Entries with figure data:
(begin)

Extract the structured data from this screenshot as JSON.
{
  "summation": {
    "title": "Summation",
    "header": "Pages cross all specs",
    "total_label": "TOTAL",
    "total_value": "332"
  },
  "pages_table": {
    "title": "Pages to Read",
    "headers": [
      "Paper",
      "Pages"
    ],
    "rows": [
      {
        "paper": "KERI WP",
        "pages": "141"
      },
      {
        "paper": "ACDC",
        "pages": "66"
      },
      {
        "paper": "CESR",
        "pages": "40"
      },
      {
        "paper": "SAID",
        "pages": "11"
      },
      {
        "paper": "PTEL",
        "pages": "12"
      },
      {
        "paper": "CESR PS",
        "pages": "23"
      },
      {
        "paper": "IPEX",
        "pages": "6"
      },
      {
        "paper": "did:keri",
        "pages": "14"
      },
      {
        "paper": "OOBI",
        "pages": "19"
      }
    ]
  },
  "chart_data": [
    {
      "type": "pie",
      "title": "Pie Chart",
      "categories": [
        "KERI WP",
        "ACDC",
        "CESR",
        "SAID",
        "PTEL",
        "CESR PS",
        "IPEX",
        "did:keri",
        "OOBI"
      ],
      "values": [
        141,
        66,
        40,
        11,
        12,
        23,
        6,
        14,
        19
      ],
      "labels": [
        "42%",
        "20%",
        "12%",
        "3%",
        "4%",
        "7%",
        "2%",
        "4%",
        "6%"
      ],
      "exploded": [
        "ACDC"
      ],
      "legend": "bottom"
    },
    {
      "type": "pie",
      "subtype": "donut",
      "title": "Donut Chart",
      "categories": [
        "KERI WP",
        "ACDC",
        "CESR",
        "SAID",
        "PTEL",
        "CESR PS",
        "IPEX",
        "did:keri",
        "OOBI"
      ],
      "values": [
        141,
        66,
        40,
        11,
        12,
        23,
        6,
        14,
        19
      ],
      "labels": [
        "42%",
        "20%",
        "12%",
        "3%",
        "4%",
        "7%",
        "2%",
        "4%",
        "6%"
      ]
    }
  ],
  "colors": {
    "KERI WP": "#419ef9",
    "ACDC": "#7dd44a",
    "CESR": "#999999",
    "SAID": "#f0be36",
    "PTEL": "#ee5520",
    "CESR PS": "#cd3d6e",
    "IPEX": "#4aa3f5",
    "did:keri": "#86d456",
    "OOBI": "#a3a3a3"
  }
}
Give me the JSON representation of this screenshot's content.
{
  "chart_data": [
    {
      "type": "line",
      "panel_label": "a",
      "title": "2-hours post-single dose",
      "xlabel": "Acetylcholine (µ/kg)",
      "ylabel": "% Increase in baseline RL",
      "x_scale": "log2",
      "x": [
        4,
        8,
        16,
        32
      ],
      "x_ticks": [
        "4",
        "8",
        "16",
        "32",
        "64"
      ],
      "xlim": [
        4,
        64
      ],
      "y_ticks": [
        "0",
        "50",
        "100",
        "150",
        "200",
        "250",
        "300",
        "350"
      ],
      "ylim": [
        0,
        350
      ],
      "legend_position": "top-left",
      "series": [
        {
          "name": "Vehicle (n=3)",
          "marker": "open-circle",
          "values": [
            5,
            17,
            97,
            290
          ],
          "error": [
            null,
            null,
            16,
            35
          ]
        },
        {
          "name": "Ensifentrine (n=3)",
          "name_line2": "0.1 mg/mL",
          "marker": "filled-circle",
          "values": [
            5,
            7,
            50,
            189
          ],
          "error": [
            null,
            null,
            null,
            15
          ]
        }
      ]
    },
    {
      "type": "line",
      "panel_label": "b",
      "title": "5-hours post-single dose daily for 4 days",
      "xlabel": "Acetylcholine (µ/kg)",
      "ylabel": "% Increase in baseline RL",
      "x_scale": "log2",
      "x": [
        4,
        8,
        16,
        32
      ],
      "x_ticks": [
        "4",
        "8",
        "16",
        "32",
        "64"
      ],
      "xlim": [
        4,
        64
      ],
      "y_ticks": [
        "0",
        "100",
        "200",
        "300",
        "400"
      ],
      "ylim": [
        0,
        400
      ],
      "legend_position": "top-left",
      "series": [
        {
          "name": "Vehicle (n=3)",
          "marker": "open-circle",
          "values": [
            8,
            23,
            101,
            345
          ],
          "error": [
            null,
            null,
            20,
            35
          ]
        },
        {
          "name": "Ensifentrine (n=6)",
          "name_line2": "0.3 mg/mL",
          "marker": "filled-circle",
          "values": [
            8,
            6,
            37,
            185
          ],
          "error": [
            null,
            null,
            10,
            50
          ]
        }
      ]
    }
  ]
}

(end)

* _WHAT IS BEING ASKED_
Print every entry exactly as it appears.

* _RESPONSE TO THE TASK_
Extract the structured data from this screenshot as JSON.
{
  "summation": {
    "title": "Summation",
    "header": "Pages cross all specs",
    "total_label": "TOTAL",
    "total_value": "332"
  },
  "pages_table": {
    "title": "Pages to Read",
    "headers": [
      "Paper",
      "Pages"
    ],
    "rows": [
      {
        "paper": "KERI WP",
        "pages": "141"
      },
      {
        "paper": "ACDC",
        "pages": "66"
      },
      {
        "paper": "CESR",
        "pages": "40"
      },
      {
        "paper": "SAID",
        "pages": "11"
      },
      {
        "paper": "PTEL",
        "pages": "12"
      },
      {
        "paper": "CESR PS",
        "pages": "23"
      },
      {
        "paper": "IPEX",
        "pages": "6"
      },
      {
        "paper": "did:keri",
        "pages": "14"
      },
      {
        "paper": "OOBI",
        "pages": "19"
      }
    ]
  },
  "chart_data": [
    {
      "type": "pie",
      "title": "Pie Chart",
      "categories": [
        "KERI WP",
        "ACDC",
        "CESR",
        "SAID",
        "PTEL",
        "CESR PS",
        "IPEX",
        "did:keri",
        "OOBI"
      ],
      "values": [
        141,
        66,
        40,
        11,
        12,
        23,
        6,
        14,
        19
      ],
      "labels": [
        "42%",
        "20%",
        "12%",
        "3%",
        "4%",
        "7%",
        "2%",
        "4%",
        "6%"
      ],
      "exploded": [
        "ACDC"
      ],
      "legend": "bottom"
    },
    {
      "type": "pie",
      "subtype": "donut",
      "title": "Donut Chart",
      "categories": [
        "KERI WP",
        "ACDC",
        "CESR",
        "SAID",
        "PTEL",
        "CESR PS",
        "IPEX",
        "did:keri",
        "OOBI"
      ],
      "values": [
        141,
        66,
        40,
        11,
        12,
        23,
        6,
        14,
        19
      ],
      "labels": [
        "42%",
        "20%",
        "12%",
        "3%",
        "4%",
        "7%",
        "2%",
        "4%",
        "6%"
      ]
    }
  ],
  "colors": {
    "KERI WP": "#419ef9",
    "ACDC": "#7dd44a",
    "CESR": "#999999",
    "SAID": "#f0be36",
    "PTEL": "#ee5520",
    "CESR PS": "#cd3d6e",
    "IPEX": "#4aa3f5",
    "did:keri": "#86d456",
    "OOBI": "#a3a3a3"
  }
}
Give me the JSON representation of this screenshot's content.
{
  "chart_data": [
    {
      "type": "line",
      "panel_label": "a",
      "title": "2-hours post-single dose",
      "xlabel": "Acetylcholine (µ/kg)",
      "ylabel": "% Increase in baseline RL",
      "x_scale": "log2",
      "x": [
        4,
        8,
        16,
        32
      ],
      "x_ticks": [
        "4",
        "8",
        "16",
        "32",
        "64"
      ],
      "xlim": [
        4,
        64
      ],
      "y_ticks": [
        "0",
        "50",
        "100",
        "150",
        "200",
        "250",
        "300",
        "350"
      ],
      "ylim": [
        0,
        350
      ],
      "legend_position": "top-left",
      "series": [
        {
          "name": "Vehicle (n=3)",
          "marker": "open-circle",
          "values": [
            5,
            17,
            97,
            290
          ],
          "error": [
            null,
            null,
            16,
            35
          ]
        },
        {
          "name": "Ensifentrine (n=3)",
          "name_line2": "0.1 mg/mL",
          "marker": "filled-circle",
          "values": [
            5,
            7,
            50,
            189
          ],
          "error": [
            null,
            null,
            null,
            15
          ]
        }
      ]
    },
    {
      "type": "line",
      "panel_label": "b",
      "title": "5-hours post-single dose daily for 4 days",
      "xlabel": "Acetylcholine (µ/kg)",
      "ylabel": "% Increase in baseline RL",
      "x_scale": "log2",
      "x": [
        4,
        8,
        16,
        32
      ],
      "x_ticks": [
        "4",
        "8",
        "16",
        "32",
        "64"
      ],
      "xlim": [
        4,
        64
      ],
      "y_ticks": [
        "0",
        "100",
        "200",
        "300",
        "400"
      ],
      "ylim": [
        0,
        400
      ],
      "legend_position": "top-left",
      "series": [
        {
          "name": "Vehicle (n=3)",
          "marker": "open-circle",
          "values": [
            8,
            23,
            101,
            345
          ],
          "error": [
            null,
            null,
            20,
            35
          ]
        },
        {
          "name": "Ensifentrine (n=6)",
          "name_line2": "0.3 mg/mL",
          "marker": "filled-circle",
          "values": [
            8,
            6,
            37,
            185
          ],
          "error": [
            null,
            null,
            10,
            50
          ]
        }
      ]
    }
  ]
}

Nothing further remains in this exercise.